## DESCRIPTION OF THE TASK
Transcribe the tail of the listing: start at the line containing "What does this" and stop after the last line, keeping every character as is and adding nothing.

++++ DATA SHOWN ++++

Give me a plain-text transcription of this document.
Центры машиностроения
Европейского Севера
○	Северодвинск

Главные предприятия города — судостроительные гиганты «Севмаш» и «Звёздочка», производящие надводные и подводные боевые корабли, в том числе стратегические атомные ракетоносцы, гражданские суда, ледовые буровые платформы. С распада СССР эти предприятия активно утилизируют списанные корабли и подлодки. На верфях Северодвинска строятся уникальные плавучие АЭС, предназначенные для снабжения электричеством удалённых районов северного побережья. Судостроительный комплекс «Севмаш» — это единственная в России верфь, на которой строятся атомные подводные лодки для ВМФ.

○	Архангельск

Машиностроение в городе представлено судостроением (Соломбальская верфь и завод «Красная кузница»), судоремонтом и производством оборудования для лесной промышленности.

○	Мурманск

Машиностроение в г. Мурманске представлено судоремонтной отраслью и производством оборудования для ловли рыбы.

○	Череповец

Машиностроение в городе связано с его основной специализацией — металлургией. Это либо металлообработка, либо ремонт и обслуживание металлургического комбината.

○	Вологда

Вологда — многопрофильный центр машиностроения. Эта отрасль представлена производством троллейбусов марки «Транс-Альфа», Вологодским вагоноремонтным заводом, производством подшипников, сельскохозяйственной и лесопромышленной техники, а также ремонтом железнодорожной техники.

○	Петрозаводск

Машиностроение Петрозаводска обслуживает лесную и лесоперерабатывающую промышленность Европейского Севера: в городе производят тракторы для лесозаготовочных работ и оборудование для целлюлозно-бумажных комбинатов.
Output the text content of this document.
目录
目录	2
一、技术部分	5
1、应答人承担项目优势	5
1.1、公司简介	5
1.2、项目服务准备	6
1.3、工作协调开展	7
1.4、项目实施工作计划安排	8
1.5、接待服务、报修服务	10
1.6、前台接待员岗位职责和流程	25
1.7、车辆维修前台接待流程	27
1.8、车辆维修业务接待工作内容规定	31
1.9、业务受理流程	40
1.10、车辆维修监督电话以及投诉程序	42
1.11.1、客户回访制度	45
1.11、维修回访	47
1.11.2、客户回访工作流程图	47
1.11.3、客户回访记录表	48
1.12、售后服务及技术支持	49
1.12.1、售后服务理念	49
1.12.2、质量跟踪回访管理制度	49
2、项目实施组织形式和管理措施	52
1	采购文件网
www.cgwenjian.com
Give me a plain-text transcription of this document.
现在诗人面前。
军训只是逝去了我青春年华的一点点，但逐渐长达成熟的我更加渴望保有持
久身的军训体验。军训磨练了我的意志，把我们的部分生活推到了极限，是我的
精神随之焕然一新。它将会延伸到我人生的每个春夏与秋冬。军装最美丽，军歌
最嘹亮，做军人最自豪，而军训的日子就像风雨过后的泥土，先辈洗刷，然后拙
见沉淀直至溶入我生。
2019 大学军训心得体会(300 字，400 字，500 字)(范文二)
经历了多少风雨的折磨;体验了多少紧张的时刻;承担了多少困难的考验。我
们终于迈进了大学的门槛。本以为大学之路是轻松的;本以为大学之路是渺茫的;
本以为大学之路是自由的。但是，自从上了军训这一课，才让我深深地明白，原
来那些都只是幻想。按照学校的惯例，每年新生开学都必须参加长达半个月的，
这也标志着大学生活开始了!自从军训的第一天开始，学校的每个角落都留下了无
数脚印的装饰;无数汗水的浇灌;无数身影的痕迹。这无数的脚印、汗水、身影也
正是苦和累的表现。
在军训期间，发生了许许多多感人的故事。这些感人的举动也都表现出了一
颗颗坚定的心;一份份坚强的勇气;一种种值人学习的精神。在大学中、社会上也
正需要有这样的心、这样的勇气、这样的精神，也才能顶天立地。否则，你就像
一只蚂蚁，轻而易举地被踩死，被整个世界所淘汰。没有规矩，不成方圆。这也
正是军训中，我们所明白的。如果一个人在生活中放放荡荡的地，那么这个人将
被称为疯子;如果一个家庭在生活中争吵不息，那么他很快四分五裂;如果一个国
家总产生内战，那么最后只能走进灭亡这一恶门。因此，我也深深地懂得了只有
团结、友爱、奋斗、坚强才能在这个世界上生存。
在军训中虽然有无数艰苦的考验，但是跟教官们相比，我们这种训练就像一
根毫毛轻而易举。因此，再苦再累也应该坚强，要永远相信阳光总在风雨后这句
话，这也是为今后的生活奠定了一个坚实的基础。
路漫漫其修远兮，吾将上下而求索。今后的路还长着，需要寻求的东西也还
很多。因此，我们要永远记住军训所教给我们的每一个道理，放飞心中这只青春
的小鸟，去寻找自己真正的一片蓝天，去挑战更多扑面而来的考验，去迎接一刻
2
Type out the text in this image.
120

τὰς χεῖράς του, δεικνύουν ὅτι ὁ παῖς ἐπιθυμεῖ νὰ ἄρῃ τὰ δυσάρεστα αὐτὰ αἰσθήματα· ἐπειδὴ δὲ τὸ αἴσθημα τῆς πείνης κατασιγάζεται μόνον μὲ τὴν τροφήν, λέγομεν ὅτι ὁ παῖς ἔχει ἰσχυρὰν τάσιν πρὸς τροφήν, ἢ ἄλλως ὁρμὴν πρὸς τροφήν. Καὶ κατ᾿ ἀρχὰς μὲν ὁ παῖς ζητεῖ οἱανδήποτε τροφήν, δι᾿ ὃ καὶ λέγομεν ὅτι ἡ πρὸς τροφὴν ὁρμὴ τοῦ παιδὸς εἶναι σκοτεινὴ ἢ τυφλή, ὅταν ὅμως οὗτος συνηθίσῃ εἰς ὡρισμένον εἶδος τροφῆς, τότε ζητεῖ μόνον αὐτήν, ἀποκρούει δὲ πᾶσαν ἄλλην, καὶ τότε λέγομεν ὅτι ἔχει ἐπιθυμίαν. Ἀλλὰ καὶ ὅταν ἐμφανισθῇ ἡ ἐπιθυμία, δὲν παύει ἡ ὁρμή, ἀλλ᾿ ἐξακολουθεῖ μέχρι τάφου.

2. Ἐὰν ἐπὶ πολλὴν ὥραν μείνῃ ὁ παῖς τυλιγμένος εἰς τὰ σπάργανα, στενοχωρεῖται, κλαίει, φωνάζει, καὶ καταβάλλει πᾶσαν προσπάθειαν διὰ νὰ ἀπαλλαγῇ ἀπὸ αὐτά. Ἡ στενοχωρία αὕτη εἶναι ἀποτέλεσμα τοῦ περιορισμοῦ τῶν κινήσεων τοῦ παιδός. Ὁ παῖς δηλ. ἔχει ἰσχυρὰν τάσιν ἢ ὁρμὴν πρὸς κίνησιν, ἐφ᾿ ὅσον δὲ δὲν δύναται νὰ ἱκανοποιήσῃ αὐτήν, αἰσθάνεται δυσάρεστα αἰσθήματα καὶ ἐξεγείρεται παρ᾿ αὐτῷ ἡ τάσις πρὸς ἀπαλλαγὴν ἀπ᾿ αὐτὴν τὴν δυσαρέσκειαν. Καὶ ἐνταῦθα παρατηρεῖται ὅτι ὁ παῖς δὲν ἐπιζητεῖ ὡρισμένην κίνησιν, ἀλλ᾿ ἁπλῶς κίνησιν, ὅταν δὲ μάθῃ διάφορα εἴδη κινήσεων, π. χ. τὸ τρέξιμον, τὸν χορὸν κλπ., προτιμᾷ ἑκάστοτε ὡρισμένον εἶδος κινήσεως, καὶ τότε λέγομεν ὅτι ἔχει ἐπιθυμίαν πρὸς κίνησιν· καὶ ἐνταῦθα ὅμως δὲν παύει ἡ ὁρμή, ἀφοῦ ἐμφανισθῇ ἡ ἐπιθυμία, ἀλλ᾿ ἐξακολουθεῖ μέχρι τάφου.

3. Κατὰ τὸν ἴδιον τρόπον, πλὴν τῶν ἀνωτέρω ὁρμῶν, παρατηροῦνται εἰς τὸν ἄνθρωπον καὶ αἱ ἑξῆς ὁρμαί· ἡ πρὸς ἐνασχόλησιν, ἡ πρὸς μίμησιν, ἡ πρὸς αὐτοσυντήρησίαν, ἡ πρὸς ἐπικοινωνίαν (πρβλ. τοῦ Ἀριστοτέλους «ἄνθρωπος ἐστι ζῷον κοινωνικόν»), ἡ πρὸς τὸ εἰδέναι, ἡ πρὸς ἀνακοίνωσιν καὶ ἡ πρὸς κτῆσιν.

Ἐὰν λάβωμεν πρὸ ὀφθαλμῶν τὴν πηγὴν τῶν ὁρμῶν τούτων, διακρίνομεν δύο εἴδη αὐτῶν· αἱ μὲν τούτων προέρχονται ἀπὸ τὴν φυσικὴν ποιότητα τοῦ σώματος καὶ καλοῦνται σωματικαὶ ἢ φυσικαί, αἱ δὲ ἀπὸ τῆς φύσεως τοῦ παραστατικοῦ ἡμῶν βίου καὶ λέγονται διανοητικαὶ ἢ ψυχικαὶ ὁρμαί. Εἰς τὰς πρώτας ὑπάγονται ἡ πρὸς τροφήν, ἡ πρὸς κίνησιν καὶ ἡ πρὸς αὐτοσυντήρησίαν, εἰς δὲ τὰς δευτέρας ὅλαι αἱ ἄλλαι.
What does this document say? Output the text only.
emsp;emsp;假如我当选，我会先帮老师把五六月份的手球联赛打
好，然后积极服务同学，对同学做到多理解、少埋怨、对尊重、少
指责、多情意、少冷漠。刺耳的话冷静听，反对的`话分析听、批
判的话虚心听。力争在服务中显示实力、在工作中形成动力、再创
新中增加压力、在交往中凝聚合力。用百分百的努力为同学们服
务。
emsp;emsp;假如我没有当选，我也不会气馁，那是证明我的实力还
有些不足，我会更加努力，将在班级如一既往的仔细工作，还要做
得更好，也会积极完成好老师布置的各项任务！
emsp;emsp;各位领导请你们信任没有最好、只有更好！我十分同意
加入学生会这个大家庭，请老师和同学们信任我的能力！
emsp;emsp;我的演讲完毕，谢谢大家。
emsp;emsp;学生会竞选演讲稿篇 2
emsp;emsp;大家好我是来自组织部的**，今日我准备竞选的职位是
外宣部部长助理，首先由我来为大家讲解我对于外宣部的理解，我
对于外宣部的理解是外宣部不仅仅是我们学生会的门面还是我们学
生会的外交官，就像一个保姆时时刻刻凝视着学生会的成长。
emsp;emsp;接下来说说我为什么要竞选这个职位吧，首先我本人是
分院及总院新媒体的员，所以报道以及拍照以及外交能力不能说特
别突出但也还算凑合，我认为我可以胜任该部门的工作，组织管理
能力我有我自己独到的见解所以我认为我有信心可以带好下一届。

++++

## WORKED SOLUTION
What does this document say? Output the text only.
emsp;emsp;假如我当选，我会先帮老师把五六月份的手球联赛打
好，然后积极服务同学，对同学做到多理解、少埋怨、对尊重、少
指责、多情意、少冷漠。刺耳的话冷静听，反对的`话分析听、批
判的话虚心听。力争在服务中显示实力、在工作中形成动力、再创
新中增加压力、在交往中凝聚合力。用百分百的努力为同学们服
务。
emsp;emsp;假如我没有当选，我也不会气馁，那是证明我的实力还
有些不足，我会更加努力，将在班级如一既往的仔细工作，还要做
得更好，也会积极完成好老师布置的各项任务！
emsp;emsp;各位领导请你们信任没有最好、只有更好！我十分同意
加入学生会这个大家庭，请老师和同学们信任我的能力！
emsp;emsp;我的演讲完毕，谢谢大家。
emsp;emsp;学生会竞选演讲稿篇 2
emsp;emsp;大家好我是来自组织部的**，今日我准备竞选的职位是
外宣部部长助理，首先由我来为大家讲解我对于外宣部的理解，我
对于外宣部的理解是外宣部不仅仅是我们学生会的门面还是我们学
生会的外交官，就像一个保姆时时刻刻凝视着学生会的成长。
emsp;emsp;接下来说说我为什么要竞选这个职位吧，首先我本人是
分院及总院新媒体的员，所以报道以及拍照以及外交能力不能说特
别突出但也还算凑合，我认为我可以胜任该部门的工作，组织管理
能力我有我自己独到的见解所以我认为我有信心可以带好下一届。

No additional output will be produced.